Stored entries

________________________________________

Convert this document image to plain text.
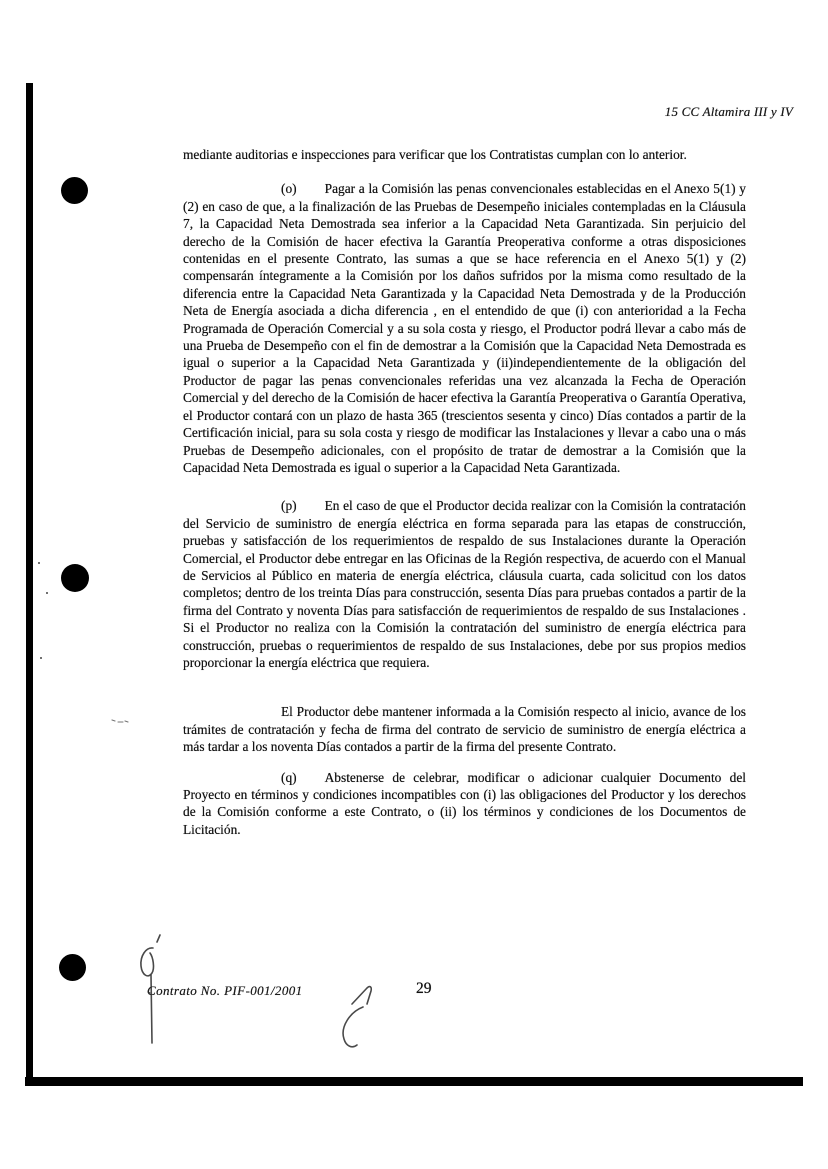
15 CC Altamira III y IV

mediante auditorias e inspecciones para verificar que los Contratistas cumplan con lo anterior.

(o) Pagar a la Comisión las penas convencionales establecidas en el Anexo 5(1) y (2) en caso de que, a la finalización de las Pruebas de Desempeño iniciales contempladas en la Cláusula 7, la Capacidad Neta Demostrada sea inferior a la Capacidad Neta Garantizada. Sin perjuicio del derecho de la Comisión de hacer efectiva la Garantía Preoperativa conforme a otras disposiciones contenidas en el presente Contrato, las sumas a que se hace referencia en el Anexo 5(1) y (2) compensarán íntegramente a la Comisión por los daños sufridos por la misma como resultado de la diferencia entre la Capacidad Neta Garantizada y la Capacidad Neta Demostrada y de la Producción Neta de Energía asociada a dicha diferencia , en el entendido de que (i) con anterioridad a la Fecha Programada de Operación Comercial y a su sola costa y riesgo, el Productor podrá llevar a cabo más de una Prueba de Desempeño con el fin de demostrar a la Comisión que la Capacidad Neta Demostrada es igual o superior a la Capacidad Neta Garantizada y (ii)independientemente de la obligación del Productor de pagar las penas convencionales referidas una vez alcanzada la Fecha de Operación Comercial y del derecho de la Comisión de hacer efectiva la Garantía Preoperativa o Garantía Operativa, el Productor contará con un plazo de hasta 365 (trescientos sesenta y cinco) Días contados a partir de la Certificación inicial, para su sola costa y riesgo de modificar las Instalaciones y llevar a cabo una o más Pruebas de Desempeño adicionales, con el propósito de tratar de demostrar a la Comisión que la Capacidad Neta Demostrada es igual o superior a la Capacidad Neta Garantizada.

(p) En el caso de que el Productor decida realizar con la Comisión la contratación del Servicio de suministro de energía eléctrica en forma separada para las etapas de construcción, pruebas y satisfacción de los requerimientos de respaldo de sus Instalaciones durante la Operación Comercial, el Productor debe entregar en las Oficinas de la Región respectiva, de acuerdo con el Manual de Servicios al Público en materia de energía eléctrica, cláusula cuarta, cada solicitud con los datos completos; dentro de los treinta Días para construcción, sesenta Días para pruebas contados a partir de la firma del Contrato y noventa Días para satisfacción de requerimientos de respaldo de sus Instalaciones . Si el Productor no realiza con la Comisión la contratación del suministro de energía eléctrica para construcción, pruebas o requerimientos de respaldo de sus Instalaciones, debe por sus propios medios proporcionar la energía eléctrica que requiera.

El Productor debe mantener informada a la Comisión respecto al inicio, avance de los trámites de contratación y fecha de firma del contrato de servicio de suministro de energía eléctrica a más tardar a los noventa Días contados a partir de la firma del presente Contrato.

(q) Abstenerse de celebrar, modificar o adicionar cualquier Documento del Proyecto en términos y condiciones incompatibles con (i) las obligaciones del Productor y los derechos de la Comisión conforme a este Contrato, o (ii) los términos y condiciones de los Documentos de Licitación.

Contrato No. PIF-001/2001	29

________________________________________

# What this task involves
Each record above is to be restated exactly, with its pictures removed from the copy.

# Exercise output
Convert this document image to plain text.
15 CC Altamira III y IV

mediante auditorias e inspecciones para verificar que los Contratistas cumplan con lo anterior.

(o) Pagar a la Comisión las penas convencionales establecidas en el Anexo 5(1) y (2) en caso de que, a la finalización de las Pruebas de Desempeño iniciales contempladas en la Cláusula 7, la Capacidad Neta Demostrada sea inferior a la Capacidad Neta Garantizada. Sin perjuicio del derecho de la Comisión de hacer efectiva la Garantía Preoperativa conforme a otras disposiciones contenidas en el presente Contrato, las sumas a que se hace referencia en el Anexo 5(1) y (2) compensarán íntegramente a la Comisión por los daños sufridos por la misma como resultado de la diferencia entre la Capacidad Neta Garantizada y la Capacidad Neta Demostrada y de la Producción Neta de Energía asociada a dicha diferencia , en el entendido de que (i) con anterioridad a la Fecha Programada de Operación Comercial y a su sola costa y riesgo, el Productor podrá llevar a cabo más de una Prueba de Desempeño con el fin de demostrar a la Comisión que la Capacidad Neta Demostrada es igual o superior a la Capacidad Neta Garantizada y (ii)independientemente de la obligación del Productor de pagar las penas convencionales referidas una vez alcanzada la Fecha de Operación Comercial y del derecho de la Comisión de hacer efectiva la Garantía Preoperativa o Garantía Operativa, el Productor contará con un plazo de hasta 365 (trescientos sesenta y cinco) Días contados a partir de la Certificación inicial, para su sola costa y riesgo de modificar las Instalaciones y llevar a cabo una o más Pruebas de Desempeño adicionales, con el propósito de tratar de demostrar a la Comisión que la Capacidad Neta Demostrada es igual o superior a la Capacidad Neta Garantizada.

(p) En el caso de que el Productor decida realizar con la Comisión la contratación del Servicio de suministro de energía eléctrica en forma separada para las etapas de construcción, pruebas y satisfacción de los requerimientos de respaldo de sus Instalaciones durante la Operación Comercial, el Productor debe entregar en las Oficinas de la Región respectiva, de acuerdo con el Manual de Servicios al Público en materia de energía eléctrica, cláusula cuarta, cada solicitud con los datos completos; dentro de los treinta Días para construcción, sesenta Días para pruebas contados a partir de la firma del Contrato y noventa Días para satisfacción de requerimientos de respaldo de sus Instalaciones . Si el Productor no realiza con la Comisión la contratación del suministro de energía eléctrica para construcción, pruebas o requerimientos de respaldo de sus Instalaciones, debe por sus propios medios proporcionar la energía eléctrica que requiera.

El Productor debe mantener informada a la Comisión respecto al inicio, avance de los trámites de contratación y fecha de firma del contrato de servicio de suministro de energía eléctrica a más tardar a los noventa Días contados a partir de la firma del presente Contrato.

(q) Abstenerse de celebrar, modificar o adicionar cualquier Documento del Proyecto en términos y condiciones incompatibles con (i) las obligaciones del Productor y los derechos de la Comisión conforme a este Contrato, o (ii) los términos y condiciones de los Documentos de Licitación.

Contrato No. PIF-001/2001	29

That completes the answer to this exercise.